═══ LISTED ENTRIES
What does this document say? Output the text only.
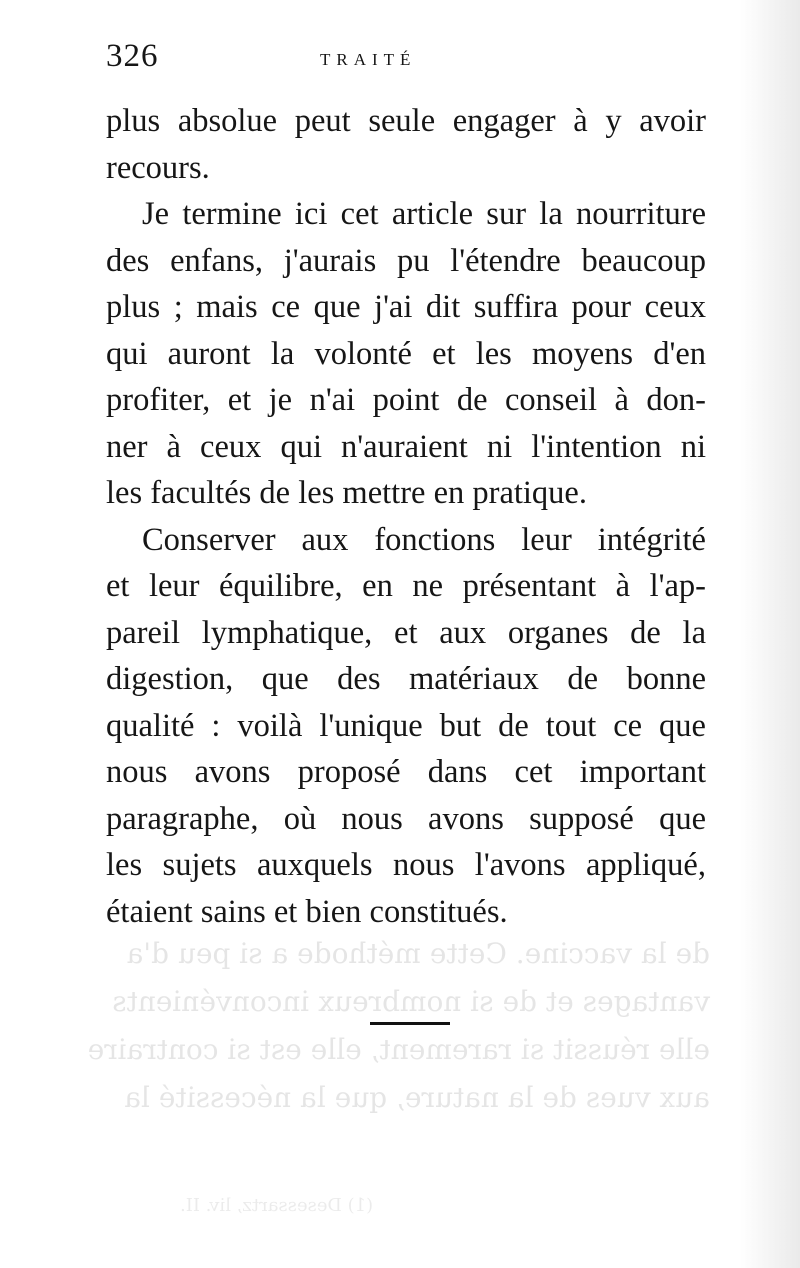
de la vaccine. Cette méthode a si peu d'a
vantages et de si nombreux inconvénients
elle réussit si rarement, elle est si contraire
aux vues de la nature, que la nécessité la
(1) Desessartz, liv. II.
326	TRAITÉ
plus absolue peut seule engager à y avoir
recours.
Je termine ici cet article sur la nourriture
des enfans, j'aurais pu l'étendre beaucoup
plus ; mais ce que j'ai dit suffira pour ceux
qui auront la volonté et les moyens d'en
profiter, et je n'ai point de conseil à don-
ner à ceux qui n'auraient ni l'intention ni
les facultés de les mettre en pratique.
Conserver aux fonctions leur intégrité
et leur équilibre, en ne présentant à l'ap-
pareil lymphatique, et aux organes de la
digestion, que des matériaux de bonne
qualité : voilà l'unique but de tout ce que
nous avons proposé dans cet important
paragraphe, où nous avons supposé que
les sujets auxquels nous l'avons appliqué,
étaient sains et bien constitués.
══════
## GIVEN INSTRUCTION
Can you repeat every record above exactly, apart from the pictures?

## WRITTEN SOLUTION
What does this document say? Output the text only.
de la vaccine. Cette méthode a si peu d'a
vantages et de si nombreux inconvénients
elle réussit si rarement, elle est si contraire
aux vues de la nature, que la nécessité la
(1) Desessartz, liv. II.
326	TRAITÉ
plus absolue peut seule engager à y avoir
recours.
Je termine ici cet article sur la nourriture
des enfans, j'aurais pu l'étendre beaucoup
plus ; mais ce que j'ai dit suffira pour ceux
qui auront la volonté et les moyens d'en
profiter, et je n'ai point de conseil à don-
ner à ceux qui n'auraient ni l'intention ni
les facultés de les mettre en pratique.
Conserver aux fonctions leur intégrité
et leur équilibre, en ne présentant à l'ap-
pareil lymphatique, et aux organes de la
digestion, que des matériaux de bonne
qualité : voilà l'unique but de tout ce que
nous avons proposé dans cet important
paragraphe, où nous avons supposé que
les sujets auxquels nous l'avons appliqué,
étaient sains et bien constitués.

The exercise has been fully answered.